Stated exercise: Drop the pictures, then extract the listing word for word.

Data items:

________________________

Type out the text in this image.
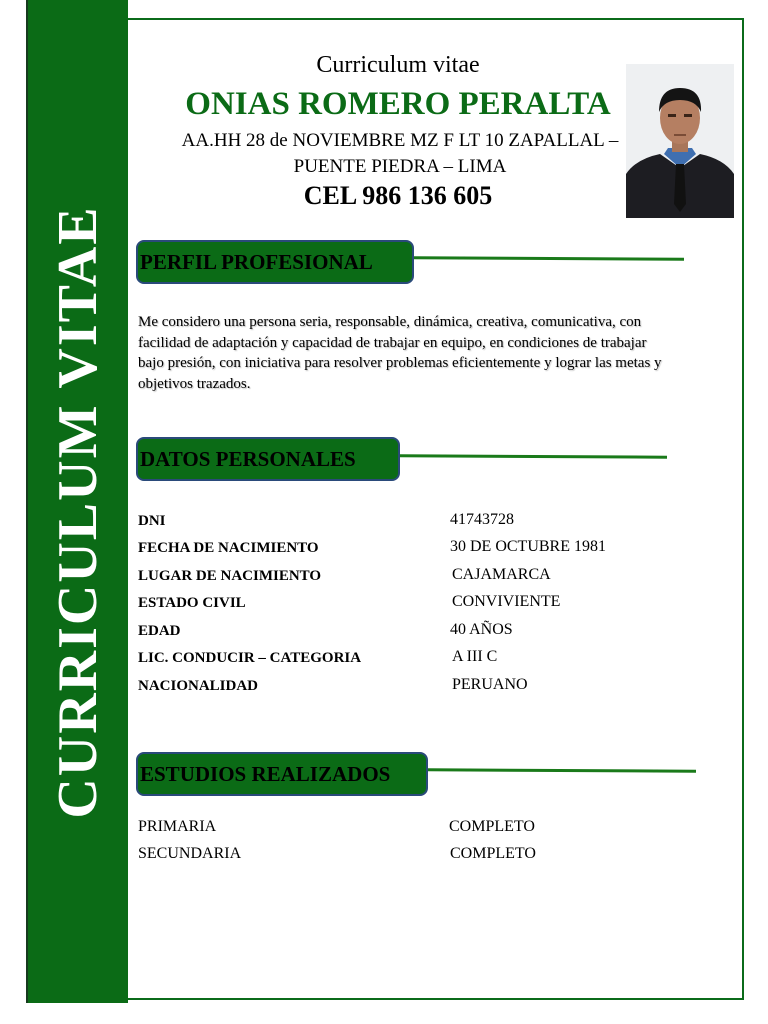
CURRICULUM VITAE
Curriculum vitae
ONIAS ROMERO PERALTA
AA.HH 28 de NOVIEMBRE MZ F LT 10 ZAPALLAL –
PUENTE PIEDRA – LIMA
CEL 986 136 605
PERFIL PROFESIONAL
Me considero una persona seria, responsable, dinámica, creativa, comunicativa, con facilidad de adaptación y capacidad de trabajar en equipo, en condiciones de trabajar bajo presión, con iniciativa para resolver problemas eficientemente y lograr las metas y objetivos trazados.
DATOS PERSONALES
DNI	41743728
FECHA DE NACIMIENTO	30 DE OCTUBRE 1981
LUGAR DE NACIMIENTO	CAJAMARCA
ESTADO CIVIL	CONVIVIENTE
EDAD	40 AÑOS
LIC. CONDUCIR – CATEGORIA	A III C
NACIONALIDAD	PERUANO
ESTUDIOS REALIZADOS
PRIMARIA	COMPLETO
SECUNDARIA	COMPLETO
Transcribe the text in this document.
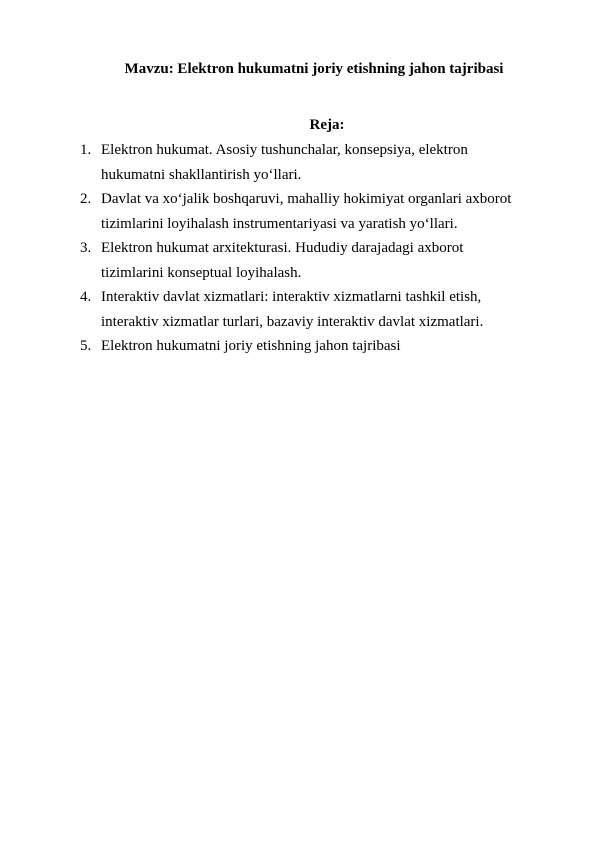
Mavzu: Elektron hukumatni joriy etishning jahon tajribasi
Reja:
1. Elektron hukumat. Asosiy tushunchalar, konsepsiya, elektron
hukumatni shakllantirish yo‘llari.
2. Davlat va xo‘jalik boshqaruvi, mahalliy hokimiyat organlari axborot
tizimlarini loyihalash instrumentariyasi va yaratish yo‘llari.
3. Elektron hukumat arxitekturasi. Hududiy darajadagi axborot
tizimlarini konseptual loyihalash.
4. Interaktiv davlat xizmatlari: interaktiv xizmatlarni tashkil etish,
interaktiv xizmatlar turlari, bazaviy interaktiv davlat xizmatlari.
5. Elektron hukumatni joriy etishning jahon tajribasi
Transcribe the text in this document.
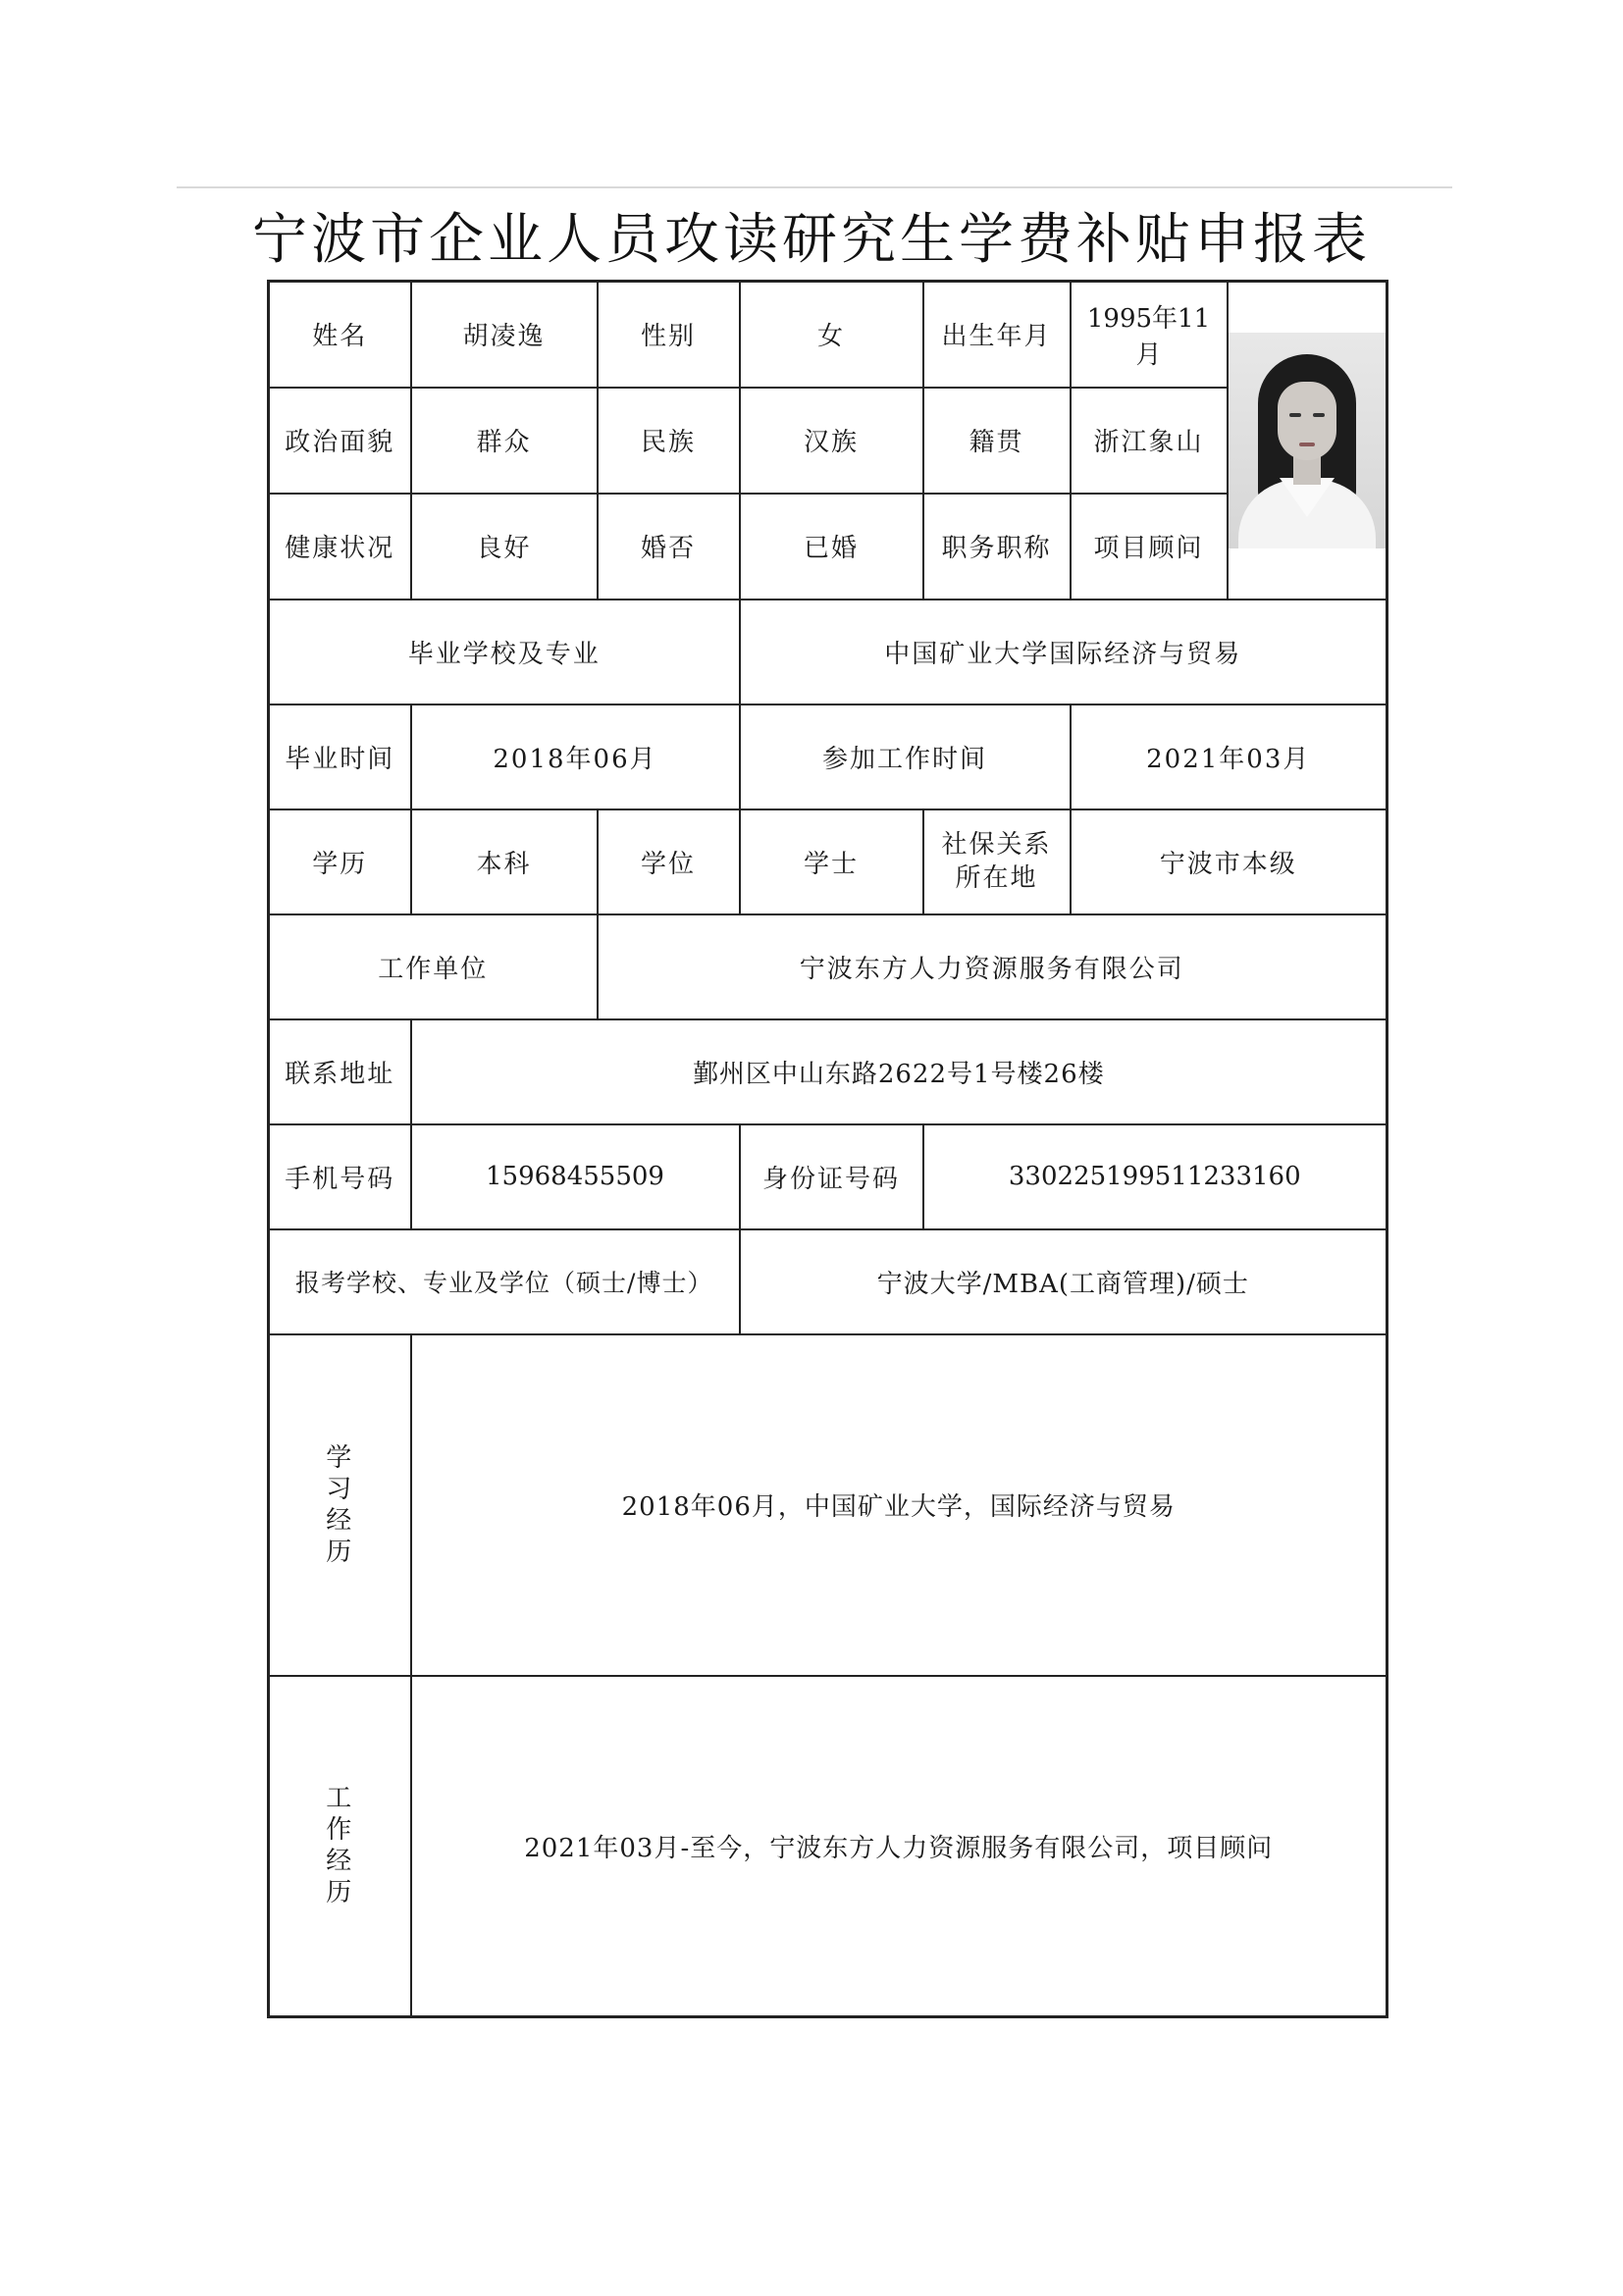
宁波市企业人员攻读研究生学费补贴申报表
姓名	胡凌逸	性别	女	出生年月	1995年11月	

政治面貌	群众	民族	汉族	籍贯	浙江象山	
健康状况	良好	婚否	已婚	职务职称	项目顾问	
毕业学校及专业			中国矿业大学国际经济与贸易			
毕业时间	2018年06月		参加工作时间		2021年03月	
学历	本科	学位	学士	社保关系所在地	宁波市本级	
工作单位		宁波东方人力资源服务有限公司				
联系地址	鄞州区中山东路2622号1号楼26楼					
手机号码	15968455509		身份证号码	330225199511233160		
报考学校、专业及学位（硕士/博士）			宁波大学/MBA(工商管理)/硕士			
学习经历	2018年06月，中国矿业大学，国际经济与贸易					
工作经历	2021年03月-至今，宁波东方人力资源服务有限公司，项目顾问					
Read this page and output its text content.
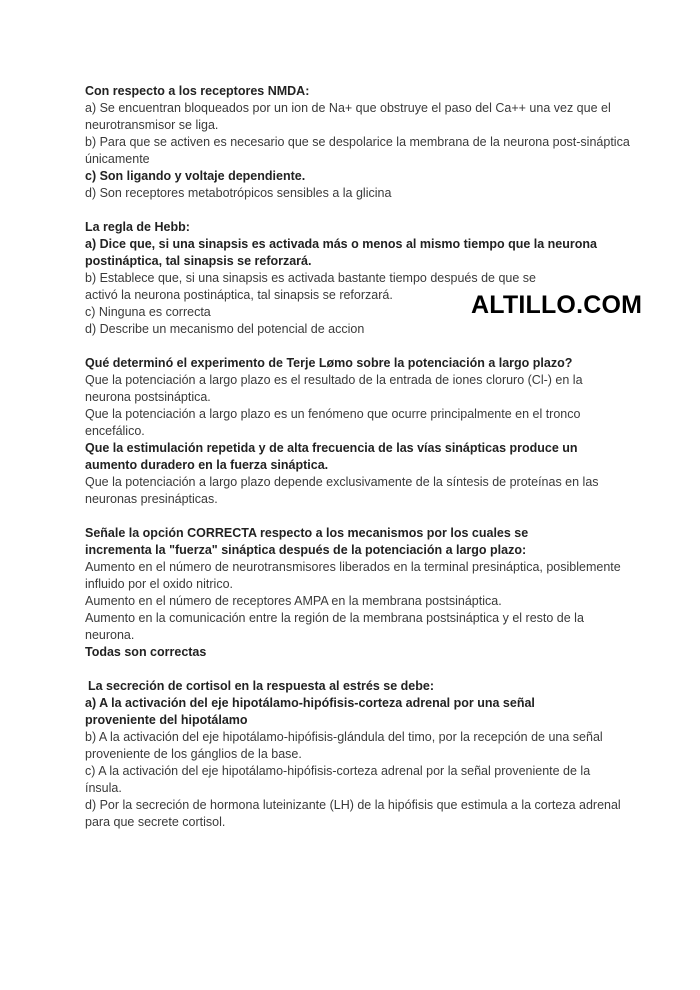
ALTILLO.COM
Con respecto a los receptores NMDA:
a) Se encuentran bloqueados por un ion de Na+ que obstruye el paso del Ca++ una vez que el neurotransmisor se liga.
b) Para que se activen es necesario que se despolarice la membrana de la neurona post-sináptica únicamente
c) Son ligando y voltaje dependiente.
d) Son receptores metabotrópicos sensibles a la glicina
La regla de Hebb:
a) Dice que, si una sinapsis es activada más o menos al mismo tiempo que la neurona postináptica, tal sinapsis se reforzará.
b) Establece que, si una sinapsis es activada bastante tiempo después de que se activó la neurona postináptica, tal sinapsis se reforzará.
c) Ninguna es correcta
d) Describe un mecanismo del potencial de accion
Qué determinó el experimento de Terje Lømo sobre la potenciación a largo plazo?
Que la potenciación a largo plazo es el resultado de la entrada de iones cloruro (Cl-) en la neurona postsináptica.
Que la potenciación a largo plazo es un fenómeno que ocurre principalmente en el tronco encefálico.
Que la estimulación repetida y de alta frecuencia de las vías sinápticas produce un aumento duradero en la fuerza sináptica.
Que la potenciación a largo plazo depende exclusivamente de la síntesis de proteínas en las neuronas presinápticas.
Señale la opción CORRECTA respecto a los mecanismos por los cuales se incrementa la "fuerza" sináptica después de la potenciación a largo plazo:
Aumento en el número de neurotransmisores liberados en la terminal presináptica, posiblemente influido por el oxido nitrico.
Aumento en el número de receptores AMPA en la membrana postsináptica.
Aumento en la comunicación entre la región de la membrana postsináptica y el resto de la neurona.
Todas son correctas
La secreción de cortisol en la respuesta al estrés se debe:
a) A la activación del eje hipotálamo-hipófisis-corteza adrenal por una señal proveniente del hipotálamo
b) A la activación del eje hipotálamo-hipófisis-glándula del timo, por la recepción de una señal proveniente de los gánglios de la base.
c) A la activación del eje hipotálamo-hipófisis-corteza adrenal por la señal proveniente de la ínsula.
d) Por la secreción de hormona luteinizante (LH) de la hipófisis que estimula a la corteza adrenal para que secrete cortisol.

________________________

Correct result:
Type out the text in this image.
CURRICULUM VITAE
Curriculum vitae
ONIAS ROMERO PERALTA
AA.HH 28 de NOVIEMBRE MZ F LT 10 ZAPALLAL –
PUENTE PIEDRA – LIMA
CEL 986 136 605
PERFIL PROFESIONAL
Me considero una persona seria, responsable, dinámica, creativa, comunicativa, con facilidad de adaptación y capacidad de trabajar en equipo, en condiciones de trabajar bajo presión, con iniciativa para resolver problemas eficientemente y lograr las metas y objetivos trazados.
DATOS PERSONALES
DNI	41743728
FECHA DE NACIMIENTO	30 DE OCTUBRE 1981
LUGAR DE NACIMIENTO	CAJAMARCA
ESTADO CIVIL	CONVIVIENTE
EDAD	40 AÑOS
LIC. CONDUCIR – CATEGORIA	A III C
NACIONALIDAD	PERUANO
ESTUDIOS REALIZADOS
PRIMARIA	COMPLETO
SECUNDARIA	COMPLETO
Transcribe the text in this document.
Mavzu: Elektron hukumatni joriy etishning jahon tajribasi
Reja:
1. Elektron hukumat. Asosiy tushunchalar, konsepsiya, elektron
hukumatni shakllantirish yo‘llari.
2. Davlat va xo‘jalik boshqaruvi, mahalliy hokimiyat organlari axborot
tizimlarini loyihalash instrumentariyasi va yaratish yo‘llari.
3. Elektron hukumat arxitekturasi. Hududiy darajadagi axborot
tizimlarini konseptual loyihalash.
4. Interaktiv davlat xizmatlari: interaktiv xizmatlarni tashkil etish,
interaktiv xizmatlar turlari, bazaviy interaktiv davlat xizmatlari.
5. Elektron hukumatni joriy etishning jahon tajribasi
Transcribe the text in this document.
宁波市企业人员攻读研究生学费补贴申报表
姓名	胡凌逸	性别	女	出生年月	1995年11月	

政治面貌	群众	民族	汉族	籍贯	浙江象山	
健康状况	良好	婚否	已婚	职务职称	项目顾问	
毕业学校及专业			中国矿业大学国际经济与贸易			
毕业时间	2018年06月		参加工作时间		2021年03月	
学历	本科	学位	学士	社保关系所在地	宁波市本级	
工作单位		宁波东方人力资源服务有限公司				
联系地址	鄞州区中山东路2622号1号楼26楼					
手机号码	15968455509		身份证号码	330225199511233160		
报考学校、专业及学位（硕士/博士）			宁波大学/MBA(工商管理)/硕士			
学习经历	2018年06月，中国矿业大学，国际经济与贸易					
工作经历	2021年03月-至今，宁波东方人力资源服务有限公司，项目顾问					
Read this page and output its text content.
ALTILLO.COM
Con respecto a los receptores NMDA:
a) Se encuentran bloqueados por un ion de Na+ que obstruye el paso del Ca++ una vez que el neurotransmisor se liga.
b) Para que se activen es necesario que se despolarice la membrana de la neurona post-sináptica únicamente
c) Son ligando y voltaje dependiente.
d) Son receptores metabotrópicos sensibles a la glicina
La regla de Hebb:
a) Dice que, si una sinapsis es activada más o menos al mismo tiempo que la neurona postináptica, tal sinapsis se reforzará.
b) Establece que, si una sinapsis es activada bastante tiempo después de que se activó la neurona postináptica, tal sinapsis se reforzará.
c) Ninguna es correcta
d) Describe un mecanismo del potencial de accion
Qué determinó el experimento de Terje Lømo sobre la potenciación a largo plazo?
Que la potenciación a largo plazo es el resultado de la entrada de iones cloruro (Cl-) en la neurona postsináptica.
Que la potenciación a largo plazo es un fenómeno que ocurre principalmente en el tronco encefálico.
Que la estimulación repetida y de alta frecuencia de las vías sinápticas produce un aumento duradero en la fuerza sináptica.
Que la potenciación a largo plazo depende exclusivamente de la síntesis de proteínas en las neuronas presinápticas.
Señale la opción CORRECTA respecto a los mecanismos por los cuales se incrementa la "fuerza" sináptica después de la potenciación a largo plazo:
Aumento en el número de neurotransmisores liberados en la terminal presináptica, posiblemente influido por el oxido nitrico.
Aumento en el número de receptores AMPA en la membrana postsináptica.
Aumento en la comunicación entre la región de la membrana postsináptica y el resto de la neurona.
Todas son correctas
La secreción de cortisol en la respuesta al estrés se debe:
a) A la activación del eje hipotálamo-hipófisis-corteza adrenal por una señal proveniente del hipotálamo
b) A la activación del eje hipotálamo-hipófisis-glándula del timo, por la recepción de una señal proveniente de los gánglios de la base.
c) A la activación del eje hipotálamo-hipófisis-corteza adrenal por la señal proveniente de la ínsula.
d) Por la secreción de hormona luteinizante (LH) de la hipófisis que estimula a la corteza adrenal para que secrete cortisol.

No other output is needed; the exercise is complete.